START

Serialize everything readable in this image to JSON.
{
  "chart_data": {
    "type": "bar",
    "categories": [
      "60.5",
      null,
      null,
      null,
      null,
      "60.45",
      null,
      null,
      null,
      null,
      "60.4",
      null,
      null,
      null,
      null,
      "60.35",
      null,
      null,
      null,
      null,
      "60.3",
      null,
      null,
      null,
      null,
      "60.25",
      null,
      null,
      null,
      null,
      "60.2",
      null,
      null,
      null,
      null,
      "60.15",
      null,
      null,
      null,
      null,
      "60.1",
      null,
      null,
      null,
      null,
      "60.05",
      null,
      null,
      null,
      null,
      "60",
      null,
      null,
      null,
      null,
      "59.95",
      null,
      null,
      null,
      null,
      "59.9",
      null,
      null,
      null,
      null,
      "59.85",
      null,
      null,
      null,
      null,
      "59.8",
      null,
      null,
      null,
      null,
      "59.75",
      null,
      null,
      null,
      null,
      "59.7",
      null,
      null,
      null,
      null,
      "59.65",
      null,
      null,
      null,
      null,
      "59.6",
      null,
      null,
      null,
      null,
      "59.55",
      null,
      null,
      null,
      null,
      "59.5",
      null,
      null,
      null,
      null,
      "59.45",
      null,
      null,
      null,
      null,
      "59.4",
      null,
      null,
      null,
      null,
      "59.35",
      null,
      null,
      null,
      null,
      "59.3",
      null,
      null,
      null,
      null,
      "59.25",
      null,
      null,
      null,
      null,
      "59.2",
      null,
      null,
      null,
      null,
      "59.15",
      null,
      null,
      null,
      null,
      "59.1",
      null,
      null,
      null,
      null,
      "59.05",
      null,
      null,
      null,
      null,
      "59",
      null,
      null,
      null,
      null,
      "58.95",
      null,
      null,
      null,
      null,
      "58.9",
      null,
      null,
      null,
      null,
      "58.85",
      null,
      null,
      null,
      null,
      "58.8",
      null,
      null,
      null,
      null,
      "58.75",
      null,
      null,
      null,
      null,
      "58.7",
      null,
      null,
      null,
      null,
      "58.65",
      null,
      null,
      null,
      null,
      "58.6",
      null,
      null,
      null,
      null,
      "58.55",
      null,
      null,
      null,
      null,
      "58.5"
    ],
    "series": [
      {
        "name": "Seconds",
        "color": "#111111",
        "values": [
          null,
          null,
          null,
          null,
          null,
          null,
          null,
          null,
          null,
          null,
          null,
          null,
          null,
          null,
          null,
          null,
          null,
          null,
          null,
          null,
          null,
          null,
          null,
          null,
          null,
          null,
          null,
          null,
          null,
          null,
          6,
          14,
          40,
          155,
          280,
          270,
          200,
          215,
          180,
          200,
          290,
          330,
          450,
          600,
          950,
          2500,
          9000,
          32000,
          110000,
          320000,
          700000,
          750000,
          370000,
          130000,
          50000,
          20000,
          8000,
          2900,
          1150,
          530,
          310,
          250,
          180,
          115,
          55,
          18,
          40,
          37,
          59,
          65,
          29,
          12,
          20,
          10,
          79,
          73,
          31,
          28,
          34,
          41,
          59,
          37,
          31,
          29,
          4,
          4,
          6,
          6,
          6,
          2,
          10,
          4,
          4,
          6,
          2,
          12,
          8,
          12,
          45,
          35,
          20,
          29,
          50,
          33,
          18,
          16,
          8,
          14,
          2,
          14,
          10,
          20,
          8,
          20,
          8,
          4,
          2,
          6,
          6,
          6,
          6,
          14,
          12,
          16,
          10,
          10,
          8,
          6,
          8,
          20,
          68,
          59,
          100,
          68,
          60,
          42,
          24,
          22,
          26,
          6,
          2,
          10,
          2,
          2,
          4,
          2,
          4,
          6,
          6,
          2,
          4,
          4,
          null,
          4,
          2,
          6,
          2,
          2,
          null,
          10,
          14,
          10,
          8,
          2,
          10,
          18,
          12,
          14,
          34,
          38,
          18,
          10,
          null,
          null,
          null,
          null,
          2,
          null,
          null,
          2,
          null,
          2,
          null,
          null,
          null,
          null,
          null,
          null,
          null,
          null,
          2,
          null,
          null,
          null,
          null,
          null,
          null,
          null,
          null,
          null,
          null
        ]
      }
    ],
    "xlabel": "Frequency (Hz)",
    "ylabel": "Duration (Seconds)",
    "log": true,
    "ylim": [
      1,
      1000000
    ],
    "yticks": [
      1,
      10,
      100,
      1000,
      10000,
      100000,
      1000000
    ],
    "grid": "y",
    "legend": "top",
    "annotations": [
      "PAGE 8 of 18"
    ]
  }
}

END
START

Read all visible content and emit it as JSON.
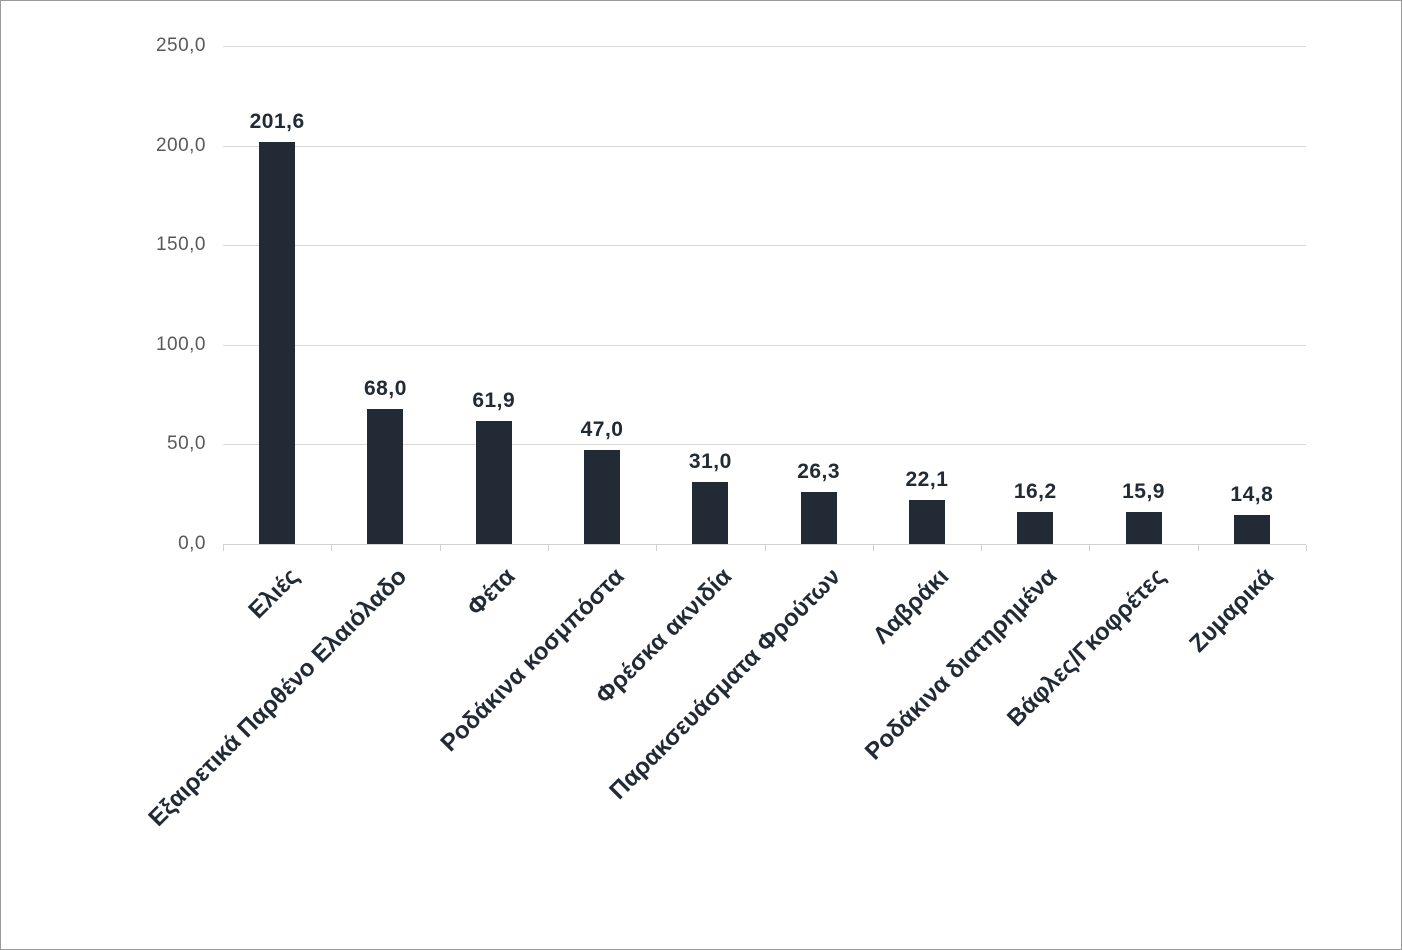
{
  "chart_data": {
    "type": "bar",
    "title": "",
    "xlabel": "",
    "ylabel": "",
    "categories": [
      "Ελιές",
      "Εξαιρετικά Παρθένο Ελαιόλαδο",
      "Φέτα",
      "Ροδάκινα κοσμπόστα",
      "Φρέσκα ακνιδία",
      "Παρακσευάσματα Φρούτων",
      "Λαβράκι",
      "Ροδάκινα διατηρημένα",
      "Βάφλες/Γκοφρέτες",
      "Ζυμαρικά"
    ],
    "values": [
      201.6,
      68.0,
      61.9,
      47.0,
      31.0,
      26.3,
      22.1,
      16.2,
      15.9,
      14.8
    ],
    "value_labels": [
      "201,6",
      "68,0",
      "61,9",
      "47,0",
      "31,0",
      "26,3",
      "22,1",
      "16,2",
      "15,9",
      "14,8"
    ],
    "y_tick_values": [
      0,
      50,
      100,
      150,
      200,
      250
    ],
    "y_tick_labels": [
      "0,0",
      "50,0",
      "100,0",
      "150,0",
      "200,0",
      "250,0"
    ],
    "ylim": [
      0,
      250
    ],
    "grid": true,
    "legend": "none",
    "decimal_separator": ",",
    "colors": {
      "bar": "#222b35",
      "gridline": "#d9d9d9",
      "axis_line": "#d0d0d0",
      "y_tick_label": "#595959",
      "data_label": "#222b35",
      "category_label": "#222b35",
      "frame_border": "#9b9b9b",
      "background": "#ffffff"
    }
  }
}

END

_Direction_.
Select every line above that contains the word "JSON", and copy it.

_The completed task_.
Serialize everything readable in this image to JSON.
Read all visible content and emit it as JSON.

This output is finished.